#### [Exercise directions]
Reproduce every record below exactly as it appears.

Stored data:
-------------------------
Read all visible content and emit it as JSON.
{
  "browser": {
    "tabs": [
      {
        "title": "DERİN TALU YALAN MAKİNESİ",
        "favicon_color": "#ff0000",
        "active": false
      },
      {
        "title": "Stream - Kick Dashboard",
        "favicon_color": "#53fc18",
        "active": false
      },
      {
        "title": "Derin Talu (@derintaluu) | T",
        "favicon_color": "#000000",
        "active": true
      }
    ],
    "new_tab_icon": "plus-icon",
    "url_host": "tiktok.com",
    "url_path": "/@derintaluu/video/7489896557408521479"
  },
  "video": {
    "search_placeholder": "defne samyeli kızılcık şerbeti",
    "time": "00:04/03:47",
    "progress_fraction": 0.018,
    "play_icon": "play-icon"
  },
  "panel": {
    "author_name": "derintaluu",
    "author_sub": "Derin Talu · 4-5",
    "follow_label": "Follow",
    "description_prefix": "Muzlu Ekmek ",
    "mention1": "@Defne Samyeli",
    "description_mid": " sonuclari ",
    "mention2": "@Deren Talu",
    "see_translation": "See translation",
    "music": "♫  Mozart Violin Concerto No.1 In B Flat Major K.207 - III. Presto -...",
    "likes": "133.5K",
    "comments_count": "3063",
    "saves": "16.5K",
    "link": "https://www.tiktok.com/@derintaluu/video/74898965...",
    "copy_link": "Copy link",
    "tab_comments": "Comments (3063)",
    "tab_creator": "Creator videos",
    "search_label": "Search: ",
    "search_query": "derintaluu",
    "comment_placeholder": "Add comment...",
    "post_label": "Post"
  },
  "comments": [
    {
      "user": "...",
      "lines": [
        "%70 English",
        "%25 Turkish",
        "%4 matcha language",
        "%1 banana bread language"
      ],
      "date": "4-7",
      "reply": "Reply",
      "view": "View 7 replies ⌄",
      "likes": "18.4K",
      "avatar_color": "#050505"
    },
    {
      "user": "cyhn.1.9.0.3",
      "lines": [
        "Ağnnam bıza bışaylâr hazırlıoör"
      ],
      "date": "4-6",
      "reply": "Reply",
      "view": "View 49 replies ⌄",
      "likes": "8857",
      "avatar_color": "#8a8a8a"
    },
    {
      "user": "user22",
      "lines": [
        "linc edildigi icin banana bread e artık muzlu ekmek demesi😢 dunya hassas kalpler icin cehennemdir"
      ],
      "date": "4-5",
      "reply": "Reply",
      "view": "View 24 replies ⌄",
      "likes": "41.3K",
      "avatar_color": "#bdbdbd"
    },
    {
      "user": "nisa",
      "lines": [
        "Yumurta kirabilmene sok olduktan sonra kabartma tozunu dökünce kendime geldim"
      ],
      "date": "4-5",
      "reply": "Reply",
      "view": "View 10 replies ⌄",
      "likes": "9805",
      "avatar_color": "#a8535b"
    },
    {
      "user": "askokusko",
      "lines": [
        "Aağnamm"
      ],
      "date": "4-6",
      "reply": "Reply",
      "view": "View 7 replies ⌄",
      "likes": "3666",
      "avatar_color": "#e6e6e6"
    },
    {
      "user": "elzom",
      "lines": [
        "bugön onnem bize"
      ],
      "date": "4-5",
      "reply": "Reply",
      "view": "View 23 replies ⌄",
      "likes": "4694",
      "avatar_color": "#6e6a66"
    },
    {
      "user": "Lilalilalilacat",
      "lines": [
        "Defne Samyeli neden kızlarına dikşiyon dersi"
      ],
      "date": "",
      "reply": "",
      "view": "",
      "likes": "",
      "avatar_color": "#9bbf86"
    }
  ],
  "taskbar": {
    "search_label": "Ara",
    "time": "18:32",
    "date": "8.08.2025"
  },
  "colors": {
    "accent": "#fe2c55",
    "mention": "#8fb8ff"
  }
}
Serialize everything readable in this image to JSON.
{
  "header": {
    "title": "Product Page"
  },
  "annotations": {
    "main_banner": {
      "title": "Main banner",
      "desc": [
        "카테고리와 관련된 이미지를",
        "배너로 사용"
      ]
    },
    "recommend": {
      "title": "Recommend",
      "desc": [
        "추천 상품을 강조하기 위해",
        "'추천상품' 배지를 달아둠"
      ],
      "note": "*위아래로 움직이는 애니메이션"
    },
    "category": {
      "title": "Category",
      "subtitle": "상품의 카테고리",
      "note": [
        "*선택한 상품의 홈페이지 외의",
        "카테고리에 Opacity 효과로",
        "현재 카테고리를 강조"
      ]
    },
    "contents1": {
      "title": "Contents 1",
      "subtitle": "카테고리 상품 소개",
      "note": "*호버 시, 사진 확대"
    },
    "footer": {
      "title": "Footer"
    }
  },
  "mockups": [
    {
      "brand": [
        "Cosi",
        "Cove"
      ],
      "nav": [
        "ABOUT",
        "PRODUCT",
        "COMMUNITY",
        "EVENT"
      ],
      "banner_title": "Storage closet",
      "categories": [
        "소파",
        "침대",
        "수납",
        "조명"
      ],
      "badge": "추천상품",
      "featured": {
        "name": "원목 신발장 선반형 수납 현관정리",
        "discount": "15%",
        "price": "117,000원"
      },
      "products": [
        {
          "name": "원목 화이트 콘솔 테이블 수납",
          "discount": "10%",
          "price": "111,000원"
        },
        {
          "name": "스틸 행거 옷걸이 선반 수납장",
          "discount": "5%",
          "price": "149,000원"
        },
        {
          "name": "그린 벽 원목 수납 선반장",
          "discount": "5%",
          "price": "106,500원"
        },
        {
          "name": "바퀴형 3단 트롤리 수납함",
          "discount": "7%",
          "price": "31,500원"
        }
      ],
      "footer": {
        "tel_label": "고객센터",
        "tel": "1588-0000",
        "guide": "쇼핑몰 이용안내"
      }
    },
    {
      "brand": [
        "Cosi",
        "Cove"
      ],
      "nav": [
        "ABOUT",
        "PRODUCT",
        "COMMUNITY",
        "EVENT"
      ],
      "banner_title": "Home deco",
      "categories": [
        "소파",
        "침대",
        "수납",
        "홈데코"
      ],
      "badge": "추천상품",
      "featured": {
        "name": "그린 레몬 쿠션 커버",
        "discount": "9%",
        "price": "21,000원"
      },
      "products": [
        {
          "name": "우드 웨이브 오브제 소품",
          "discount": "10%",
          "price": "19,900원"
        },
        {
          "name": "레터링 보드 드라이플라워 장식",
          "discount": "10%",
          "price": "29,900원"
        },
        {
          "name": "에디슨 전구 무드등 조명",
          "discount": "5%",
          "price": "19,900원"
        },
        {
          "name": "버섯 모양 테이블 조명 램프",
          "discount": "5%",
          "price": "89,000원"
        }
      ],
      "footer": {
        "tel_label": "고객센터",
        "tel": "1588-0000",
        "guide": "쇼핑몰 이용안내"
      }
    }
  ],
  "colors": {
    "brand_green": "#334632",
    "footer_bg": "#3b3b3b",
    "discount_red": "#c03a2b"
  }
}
-------------------------
#### [Solution to this problem]
Read all visible content and emit it as JSON.
{
  "browser": {
    "tabs": [
      {
        "title": "DERİN TALU YALAN MAKİNESİ",
        "favicon_color": "#ff0000",
        "active": false
      },
      {
        "title": "Stream - Kick Dashboard",
        "favicon_color": "#53fc18",
        "active": false
      },
      {
        "title": "Derin Talu (@derintaluu) | T",
        "favicon_color": "#000000",
        "active": true
      }
    ],
    "new_tab_icon": "plus-icon",
    "url_host": "tiktok.com",
    "url_path": "/@derintaluu/video/7489896557408521479"
  },
  "video": {
    "search_placeholder": "defne samyeli kızılcık şerbeti",
    "time": "00:04/03:47",
    "progress_fraction": 0.018,
    "play_icon": "play-icon"
  },
  "panel": {
    "author_name": "derintaluu",
    "author_sub": "Derin Talu · 4-5",
    "follow_label": "Follow",
    "description_prefix": "Muzlu Ekmek ",
    "mention1": "@Defne Samyeli",
    "description_mid": " sonuclari ",
    "mention2": "@Deren Talu",
    "see_translation": "See translation",
    "music": "♫  Mozart Violin Concerto No.1 In B Flat Major K.207 - III. Presto -...",
    "likes": "133.5K",
    "comments_count": "3063",
    "saves": "16.5K",
    "link": "https://www.tiktok.com/@derintaluu/video/74898965...",
    "copy_link": "Copy link",
    "tab_comments": "Comments (3063)",
    "tab_creator": "Creator videos",
    "search_label": "Search: ",
    "search_query": "derintaluu",
    "comment_placeholder": "Add comment...",
    "post_label": "Post"
  },
  "comments": [
    {
      "user": "...",
      "lines": [
        "%70 English",
        "%25 Turkish",
        "%4 matcha language",
        "%1 banana bread language"
      ],
      "date": "4-7",
      "reply": "Reply",
      "view": "View 7 replies ⌄",
      "likes": "18.4K",
      "avatar_color": "#050505"
    },
    {
      "user": "cyhn.1.9.0.3",
      "lines": [
        "Ağnnam bıza bışaylâr hazırlıoör"
      ],
      "date": "4-6",
      "reply": "Reply",
      "view": "View 49 replies ⌄",
      "likes": "8857",
      "avatar_color": "#8a8a8a"
    },
    {
      "user": "user22",
      "lines": [
        "linc edildigi icin banana bread e artık muzlu ekmek demesi😢 dunya hassas kalpler icin cehennemdir"
      ],
      "date": "4-5",
      "reply": "Reply",
      "view": "View 24 replies ⌄",
      "likes": "41.3K",
      "avatar_color": "#bdbdbd"
    },
    {
      "user": "nisa",
      "lines": [
        "Yumurta kirabilmene sok olduktan sonra kabartma tozunu dökünce kendime geldim"
      ],
      "date": "4-5",
      "reply": "Reply",
      "view": "View 10 replies ⌄",
      "likes": "9805",
      "avatar_color": "#a8535b"
    },
    {
      "user": "askokusko",
      "lines": [
        "Aağnamm"
      ],
      "date": "4-6",
      "reply": "Reply",
      "view": "View 7 replies ⌄",
      "likes": "3666",
      "avatar_color": "#e6e6e6"
    },
    {
      "user": "elzom",
      "lines": [
        "bugön onnem bize"
      ],
      "date": "4-5",
      "reply": "Reply",
      "view": "View 23 replies ⌄",
      "likes": "4694",
      "avatar_color": "#6e6a66"
    },
    {
      "user": "Lilalilalilacat",
      "lines": [
        "Defne Samyeli neden kızlarına dikşiyon dersi"
      ],
      "date": "",
      "reply": "",
      "view": "",
      "likes": "",
      "avatar_color": "#9bbf86"
    }
  ],
  "taskbar": {
    "search_label": "Ara",
    "time": "18:32",
    "date": "8.08.2025"
  },
  "colors": {
    "accent": "#fe2c55",
    "mention": "#8fb8ff"
  }
}
Serialize everything readable in this image to JSON.
{
  "header": {
    "title": "Product Page"
  },
  "annotations": {
    "main_banner": {
      "title": "Main banner",
      "desc": [
        "카테고리와 관련된 이미지를",
        "배너로 사용"
      ]
    },
    "recommend": {
      "title": "Recommend",
      "desc": [
        "추천 상품을 강조하기 위해",
        "'추천상품' 배지를 달아둠"
      ],
      "note": "*위아래로 움직이는 애니메이션"
    },
    "category": {
      "title": "Category",
      "subtitle": "상품의 카테고리",
      "note": [
        "*선택한 상품의 홈페이지 외의",
        "카테고리에 Opacity 효과로",
        "현재 카테고리를 강조"
      ]
    },
    "contents1": {
      "title": "Contents 1",
      "subtitle": "카테고리 상품 소개",
      "note": "*호버 시, 사진 확대"
    },
    "footer": {
      "title": "Footer"
    }
  },
  "mockups": [
    {
      "brand": [
        "Cosi",
        "Cove"
      ],
      "nav": [
        "ABOUT",
        "PRODUCT",
        "COMMUNITY",
        "EVENT"
      ],
      "banner_title": "Storage closet",
      "categories": [
        "소파",
        "침대",
        "수납",
        "조명"
      ],
      "badge": "추천상품",
      "featured": {
        "name": "원목 신발장 선반형 수납 현관정리",
        "discount": "15%",
        "price": "117,000원"
      },
      "products": [
        {
          "name": "원목 화이트 콘솔 테이블 수납",
          "discount": "10%",
          "price": "111,000원"
        },
        {
          "name": "스틸 행거 옷걸이 선반 수납장",
          "discount": "5%",
          "price": "149,000원"
        },
        {
          "name": "그린 벽 원목 수납 선반장",
          "discount": "5%",
          "price": "106,500원"
        },
        {
          "name": "바퀴형 3단 트롤리 수납함",
          "discount": "7%",
          "price": "31,500원"
        }
      ],
      "footer": {
        "tel_label": "고객센터",
        "tel": "1588-0000",
        "guide": "쇼핑몰 이용안내"
      }
    },
    {
      "brand": [
        "Cosi",
        "Cove"
      ],
      "nav": [
        "ABOUT",
        "PRODUCT",
        "COMMUNITY",
        "EVENT"
      ],
      "banner_title": "Home deco",
      "categories": [
        "소파",
        "침대",
        "수납",
        "홈데코"
      ],
      "badge": "추천상품",
      "featured": {
        "name": "그린 레몬 쿠션 커버",
        "discount": "9%",
        "price": "21,000원"
      },
      "products": [
        {
          "name": "우드 웨이브 오브제 소품",
          "discount": "10%",
          "price": "19,900원"
        },
        {
          "name": "레터링 보드 드라이플라워 장식",
          "discount": "10%",
          "price": "29,900원"
        },
        {
          "name": "에디슨 전구 무드등 조명",
          "discount": "5%",
          "price": "19,900원"
        },
        {
          "name": "버섯 모양 테이블 조명 램프",
          "discount": "5%",
          "price": "89,000원"
        }
      ],
      "footer": {
        "tel_label": "고객센터",
        "tel": "1588-0000",
        "guide": "쇼핑몰 이용안내"
      }
    }
  ],
  "colors": {
    "brand_green": "#334632",
    "footer_bg": "#3b3b3b",
    "discount_red": "#c03a2b"
  }
}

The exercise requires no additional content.